Directions for this task >> Report each line of the records below that contains the string "Forgot", copying every such line in full.

Saved entries
-*-

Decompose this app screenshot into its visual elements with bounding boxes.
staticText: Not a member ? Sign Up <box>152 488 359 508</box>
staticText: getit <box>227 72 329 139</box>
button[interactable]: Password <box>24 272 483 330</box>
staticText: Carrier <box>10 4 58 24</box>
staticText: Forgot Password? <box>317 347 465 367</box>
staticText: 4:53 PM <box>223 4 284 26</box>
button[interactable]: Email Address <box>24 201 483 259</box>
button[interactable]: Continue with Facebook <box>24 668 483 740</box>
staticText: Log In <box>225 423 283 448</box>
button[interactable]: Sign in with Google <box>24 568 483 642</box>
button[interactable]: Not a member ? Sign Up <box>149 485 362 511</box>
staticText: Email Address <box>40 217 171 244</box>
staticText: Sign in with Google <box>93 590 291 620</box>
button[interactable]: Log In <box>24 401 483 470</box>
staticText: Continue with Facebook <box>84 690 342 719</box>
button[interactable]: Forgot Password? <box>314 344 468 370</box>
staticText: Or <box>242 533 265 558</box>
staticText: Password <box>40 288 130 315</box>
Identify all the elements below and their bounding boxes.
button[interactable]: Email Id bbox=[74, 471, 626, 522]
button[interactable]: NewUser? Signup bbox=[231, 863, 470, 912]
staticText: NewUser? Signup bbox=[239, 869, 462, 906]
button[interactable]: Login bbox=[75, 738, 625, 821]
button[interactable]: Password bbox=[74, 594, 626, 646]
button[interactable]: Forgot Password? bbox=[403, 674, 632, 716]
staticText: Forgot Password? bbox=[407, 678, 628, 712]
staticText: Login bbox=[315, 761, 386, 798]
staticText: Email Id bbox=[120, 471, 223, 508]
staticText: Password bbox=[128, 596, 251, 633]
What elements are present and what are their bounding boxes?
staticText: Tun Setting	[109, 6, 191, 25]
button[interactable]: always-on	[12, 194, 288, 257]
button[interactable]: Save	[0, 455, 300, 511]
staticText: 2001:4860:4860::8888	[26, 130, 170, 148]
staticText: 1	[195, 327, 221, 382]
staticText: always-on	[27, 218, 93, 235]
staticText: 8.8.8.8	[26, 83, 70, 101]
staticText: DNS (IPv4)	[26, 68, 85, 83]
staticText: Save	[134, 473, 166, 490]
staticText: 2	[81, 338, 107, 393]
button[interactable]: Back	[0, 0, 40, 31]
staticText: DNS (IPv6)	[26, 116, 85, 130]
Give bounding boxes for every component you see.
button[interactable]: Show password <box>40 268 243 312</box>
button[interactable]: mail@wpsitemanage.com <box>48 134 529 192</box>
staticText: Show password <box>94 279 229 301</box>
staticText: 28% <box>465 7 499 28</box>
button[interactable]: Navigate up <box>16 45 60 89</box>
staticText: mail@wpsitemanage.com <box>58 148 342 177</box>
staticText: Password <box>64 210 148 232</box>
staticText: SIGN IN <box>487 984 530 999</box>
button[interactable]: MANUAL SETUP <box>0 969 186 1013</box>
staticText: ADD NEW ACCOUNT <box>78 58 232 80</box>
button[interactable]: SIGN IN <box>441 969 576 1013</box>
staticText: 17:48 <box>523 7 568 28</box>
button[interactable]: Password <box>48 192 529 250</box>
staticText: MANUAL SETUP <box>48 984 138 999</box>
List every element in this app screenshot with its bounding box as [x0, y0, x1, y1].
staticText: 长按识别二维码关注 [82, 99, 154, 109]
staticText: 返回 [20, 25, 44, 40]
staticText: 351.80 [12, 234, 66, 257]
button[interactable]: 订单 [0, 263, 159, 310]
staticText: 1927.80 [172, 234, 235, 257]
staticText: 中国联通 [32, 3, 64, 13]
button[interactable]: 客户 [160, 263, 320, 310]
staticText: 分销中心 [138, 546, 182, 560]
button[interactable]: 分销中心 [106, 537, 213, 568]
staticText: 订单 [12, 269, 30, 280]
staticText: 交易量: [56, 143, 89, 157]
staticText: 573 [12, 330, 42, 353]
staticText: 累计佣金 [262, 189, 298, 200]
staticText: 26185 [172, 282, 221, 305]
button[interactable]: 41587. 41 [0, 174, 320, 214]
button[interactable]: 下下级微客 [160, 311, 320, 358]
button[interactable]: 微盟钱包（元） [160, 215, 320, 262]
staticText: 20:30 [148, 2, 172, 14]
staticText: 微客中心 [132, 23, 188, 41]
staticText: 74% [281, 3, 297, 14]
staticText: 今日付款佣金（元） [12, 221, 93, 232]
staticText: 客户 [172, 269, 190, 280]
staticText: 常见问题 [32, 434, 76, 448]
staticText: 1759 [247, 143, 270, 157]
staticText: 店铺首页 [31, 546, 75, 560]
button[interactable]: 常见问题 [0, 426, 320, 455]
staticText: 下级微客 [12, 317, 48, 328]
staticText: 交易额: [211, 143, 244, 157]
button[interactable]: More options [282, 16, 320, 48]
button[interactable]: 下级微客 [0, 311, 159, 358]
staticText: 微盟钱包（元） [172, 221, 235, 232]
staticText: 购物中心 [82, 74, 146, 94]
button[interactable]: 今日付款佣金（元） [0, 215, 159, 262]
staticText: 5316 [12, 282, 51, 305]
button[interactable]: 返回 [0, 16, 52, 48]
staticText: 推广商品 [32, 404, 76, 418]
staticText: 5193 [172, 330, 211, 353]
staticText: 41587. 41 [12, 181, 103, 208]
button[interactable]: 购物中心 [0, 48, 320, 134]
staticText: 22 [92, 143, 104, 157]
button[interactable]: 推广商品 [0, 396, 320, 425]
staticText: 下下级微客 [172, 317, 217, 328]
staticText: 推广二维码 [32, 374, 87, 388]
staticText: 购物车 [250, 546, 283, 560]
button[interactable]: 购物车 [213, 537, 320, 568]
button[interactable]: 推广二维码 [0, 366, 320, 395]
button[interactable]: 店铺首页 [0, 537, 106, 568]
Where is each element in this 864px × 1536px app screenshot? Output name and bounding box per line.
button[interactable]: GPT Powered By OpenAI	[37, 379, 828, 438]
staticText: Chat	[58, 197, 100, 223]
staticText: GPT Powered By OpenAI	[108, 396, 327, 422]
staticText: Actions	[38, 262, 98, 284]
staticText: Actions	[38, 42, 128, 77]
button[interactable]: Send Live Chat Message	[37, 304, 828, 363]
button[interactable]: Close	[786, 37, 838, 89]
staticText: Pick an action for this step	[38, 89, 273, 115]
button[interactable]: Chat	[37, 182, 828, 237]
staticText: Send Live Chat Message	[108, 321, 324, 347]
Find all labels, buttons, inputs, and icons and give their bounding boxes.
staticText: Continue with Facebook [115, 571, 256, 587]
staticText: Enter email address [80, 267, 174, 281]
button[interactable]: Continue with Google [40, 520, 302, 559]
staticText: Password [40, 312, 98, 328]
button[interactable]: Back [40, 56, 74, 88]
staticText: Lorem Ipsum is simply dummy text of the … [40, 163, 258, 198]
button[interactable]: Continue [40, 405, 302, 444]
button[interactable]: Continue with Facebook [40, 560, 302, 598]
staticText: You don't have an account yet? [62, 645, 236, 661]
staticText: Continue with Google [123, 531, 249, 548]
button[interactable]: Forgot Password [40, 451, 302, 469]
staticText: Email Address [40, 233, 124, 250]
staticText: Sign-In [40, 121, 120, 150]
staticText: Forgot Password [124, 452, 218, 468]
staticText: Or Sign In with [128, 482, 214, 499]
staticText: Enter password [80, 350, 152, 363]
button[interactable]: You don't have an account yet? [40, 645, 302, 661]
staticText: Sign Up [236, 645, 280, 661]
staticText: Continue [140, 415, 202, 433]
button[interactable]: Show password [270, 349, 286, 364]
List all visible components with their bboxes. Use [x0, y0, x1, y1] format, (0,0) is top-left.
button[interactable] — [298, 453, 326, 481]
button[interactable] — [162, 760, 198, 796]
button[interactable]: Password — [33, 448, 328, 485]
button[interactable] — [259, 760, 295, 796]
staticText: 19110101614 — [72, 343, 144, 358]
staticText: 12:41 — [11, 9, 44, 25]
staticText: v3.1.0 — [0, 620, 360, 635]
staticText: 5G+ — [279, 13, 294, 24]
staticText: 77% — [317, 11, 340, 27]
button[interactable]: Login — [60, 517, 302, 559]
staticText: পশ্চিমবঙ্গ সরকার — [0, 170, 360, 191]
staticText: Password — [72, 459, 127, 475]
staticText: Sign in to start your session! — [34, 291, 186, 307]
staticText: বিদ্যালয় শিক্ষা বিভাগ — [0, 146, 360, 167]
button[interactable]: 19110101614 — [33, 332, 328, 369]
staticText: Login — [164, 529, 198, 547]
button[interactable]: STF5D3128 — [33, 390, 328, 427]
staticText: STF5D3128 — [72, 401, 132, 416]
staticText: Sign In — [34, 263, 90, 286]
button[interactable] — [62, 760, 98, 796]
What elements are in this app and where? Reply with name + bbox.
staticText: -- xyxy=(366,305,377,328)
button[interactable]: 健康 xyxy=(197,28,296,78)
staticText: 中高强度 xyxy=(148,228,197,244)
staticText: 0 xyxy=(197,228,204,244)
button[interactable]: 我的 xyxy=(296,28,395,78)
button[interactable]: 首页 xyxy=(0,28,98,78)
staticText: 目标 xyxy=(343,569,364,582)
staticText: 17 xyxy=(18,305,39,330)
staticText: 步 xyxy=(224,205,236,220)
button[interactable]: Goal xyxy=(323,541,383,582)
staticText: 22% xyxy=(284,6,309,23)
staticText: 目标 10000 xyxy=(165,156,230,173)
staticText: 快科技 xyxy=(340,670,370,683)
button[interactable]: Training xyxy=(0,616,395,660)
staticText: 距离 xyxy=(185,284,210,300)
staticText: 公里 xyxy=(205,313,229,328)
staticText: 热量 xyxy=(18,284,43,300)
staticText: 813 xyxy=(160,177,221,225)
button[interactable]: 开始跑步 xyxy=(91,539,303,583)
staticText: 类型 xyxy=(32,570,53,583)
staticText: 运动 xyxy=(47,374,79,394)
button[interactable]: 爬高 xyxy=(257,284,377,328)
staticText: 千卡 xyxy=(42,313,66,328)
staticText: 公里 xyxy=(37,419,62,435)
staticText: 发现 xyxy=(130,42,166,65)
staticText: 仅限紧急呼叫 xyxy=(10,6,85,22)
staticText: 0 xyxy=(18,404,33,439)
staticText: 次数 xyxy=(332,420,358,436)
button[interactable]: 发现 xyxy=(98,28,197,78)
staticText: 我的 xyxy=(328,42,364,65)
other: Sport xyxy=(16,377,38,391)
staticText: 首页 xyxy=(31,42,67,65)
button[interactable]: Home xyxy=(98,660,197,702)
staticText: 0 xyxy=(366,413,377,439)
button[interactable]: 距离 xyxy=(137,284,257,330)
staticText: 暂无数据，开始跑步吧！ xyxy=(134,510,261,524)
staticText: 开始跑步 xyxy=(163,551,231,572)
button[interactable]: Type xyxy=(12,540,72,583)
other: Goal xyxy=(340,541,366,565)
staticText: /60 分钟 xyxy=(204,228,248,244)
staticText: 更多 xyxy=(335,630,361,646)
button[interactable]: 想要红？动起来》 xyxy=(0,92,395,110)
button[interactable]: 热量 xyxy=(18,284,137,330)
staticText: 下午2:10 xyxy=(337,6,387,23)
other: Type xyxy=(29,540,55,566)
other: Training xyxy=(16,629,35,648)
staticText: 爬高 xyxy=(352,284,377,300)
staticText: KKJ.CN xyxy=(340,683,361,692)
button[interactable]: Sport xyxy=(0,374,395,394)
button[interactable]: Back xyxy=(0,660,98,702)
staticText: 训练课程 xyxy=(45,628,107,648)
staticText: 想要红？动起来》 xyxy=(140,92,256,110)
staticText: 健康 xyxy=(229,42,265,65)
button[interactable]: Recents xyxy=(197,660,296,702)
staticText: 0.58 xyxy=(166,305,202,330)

-*-

Output for this exercise >>
staticText: Forgot Password? <box>317 347 465 367</box>
button[interactable]: Forgot Password? <box>314 344 468 370</box>
button[interactable]: Forgot Password? bbox=[403, 674, 632, 716]
staticText: Forgot Password? bbox=[407, 678, 628, 712]
button[interactable]: Forgot Password [40, 451, 302, 469]
staticText: Forgot Password [124, 452, 218, 468]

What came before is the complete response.